▸ **TASK OBJECTIVE**
Scan the records and identify every line in which the string "name" occurs, then return those lines.

▸ **TASK MATERIAL**
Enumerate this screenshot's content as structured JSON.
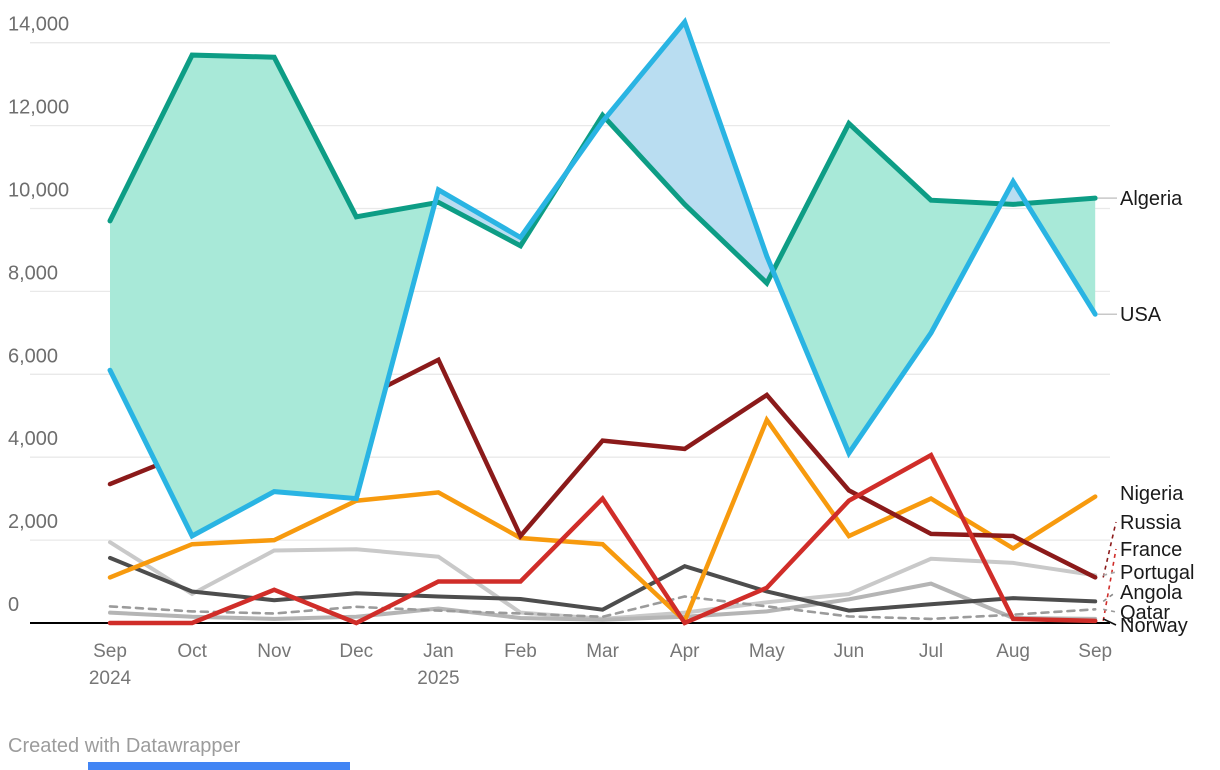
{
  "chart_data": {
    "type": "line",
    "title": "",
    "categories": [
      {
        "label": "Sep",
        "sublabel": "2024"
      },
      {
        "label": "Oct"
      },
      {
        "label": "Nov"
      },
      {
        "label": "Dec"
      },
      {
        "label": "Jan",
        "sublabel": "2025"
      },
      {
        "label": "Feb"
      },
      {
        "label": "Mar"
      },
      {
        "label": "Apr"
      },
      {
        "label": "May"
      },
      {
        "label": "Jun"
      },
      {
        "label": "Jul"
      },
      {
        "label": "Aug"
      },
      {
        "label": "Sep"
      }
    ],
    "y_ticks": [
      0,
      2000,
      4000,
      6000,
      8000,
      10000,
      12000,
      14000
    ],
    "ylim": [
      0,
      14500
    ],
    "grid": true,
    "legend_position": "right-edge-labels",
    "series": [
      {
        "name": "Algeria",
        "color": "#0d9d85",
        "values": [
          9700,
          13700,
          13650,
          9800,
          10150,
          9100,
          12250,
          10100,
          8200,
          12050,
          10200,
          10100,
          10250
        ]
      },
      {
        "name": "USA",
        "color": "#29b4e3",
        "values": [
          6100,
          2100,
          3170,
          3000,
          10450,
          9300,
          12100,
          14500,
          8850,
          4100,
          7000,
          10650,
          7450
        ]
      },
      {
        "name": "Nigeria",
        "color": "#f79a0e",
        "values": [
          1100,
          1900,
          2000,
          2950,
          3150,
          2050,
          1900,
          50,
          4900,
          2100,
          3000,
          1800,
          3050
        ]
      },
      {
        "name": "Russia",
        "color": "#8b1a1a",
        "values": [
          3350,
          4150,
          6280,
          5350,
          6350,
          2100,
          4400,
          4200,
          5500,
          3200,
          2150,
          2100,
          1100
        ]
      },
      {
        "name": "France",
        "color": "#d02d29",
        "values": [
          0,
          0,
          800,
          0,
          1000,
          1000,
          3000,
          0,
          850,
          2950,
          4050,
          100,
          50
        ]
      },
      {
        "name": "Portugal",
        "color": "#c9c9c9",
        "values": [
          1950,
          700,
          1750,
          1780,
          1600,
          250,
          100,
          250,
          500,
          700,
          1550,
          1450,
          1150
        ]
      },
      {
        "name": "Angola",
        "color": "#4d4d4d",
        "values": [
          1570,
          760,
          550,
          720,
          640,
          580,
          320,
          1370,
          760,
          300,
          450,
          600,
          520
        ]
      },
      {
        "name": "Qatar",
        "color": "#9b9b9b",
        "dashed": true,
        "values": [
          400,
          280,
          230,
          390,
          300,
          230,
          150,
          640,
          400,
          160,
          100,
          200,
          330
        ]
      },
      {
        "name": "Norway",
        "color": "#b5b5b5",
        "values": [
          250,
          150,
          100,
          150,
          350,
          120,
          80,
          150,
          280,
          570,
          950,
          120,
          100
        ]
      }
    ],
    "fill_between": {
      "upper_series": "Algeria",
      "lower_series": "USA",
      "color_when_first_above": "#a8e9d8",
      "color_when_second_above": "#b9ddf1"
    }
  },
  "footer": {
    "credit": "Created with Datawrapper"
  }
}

* * *

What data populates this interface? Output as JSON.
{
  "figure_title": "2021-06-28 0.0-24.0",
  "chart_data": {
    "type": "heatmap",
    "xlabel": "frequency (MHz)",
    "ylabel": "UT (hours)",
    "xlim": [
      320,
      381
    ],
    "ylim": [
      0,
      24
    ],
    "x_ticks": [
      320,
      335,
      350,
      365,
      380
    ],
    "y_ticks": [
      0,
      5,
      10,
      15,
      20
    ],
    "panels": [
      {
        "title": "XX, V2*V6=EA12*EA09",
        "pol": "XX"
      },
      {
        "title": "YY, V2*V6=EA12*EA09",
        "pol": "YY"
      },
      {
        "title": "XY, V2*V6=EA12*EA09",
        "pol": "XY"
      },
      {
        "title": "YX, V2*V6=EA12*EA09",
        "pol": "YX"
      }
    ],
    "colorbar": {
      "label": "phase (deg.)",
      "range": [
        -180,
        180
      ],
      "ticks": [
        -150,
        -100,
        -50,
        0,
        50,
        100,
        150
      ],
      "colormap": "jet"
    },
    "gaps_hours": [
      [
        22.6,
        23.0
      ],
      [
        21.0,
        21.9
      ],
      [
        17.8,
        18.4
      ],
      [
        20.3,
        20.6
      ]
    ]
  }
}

▸ **PROBLEM SOLUTION**
        "name": "Algeria",
        "name": "USA",
        "name": "Nigeria",
        "name": "Russia",
        "name": "France",
        "name": "Portugal",
        "name": "Angola",
        "name": "Qatar",
        "name": "Norway",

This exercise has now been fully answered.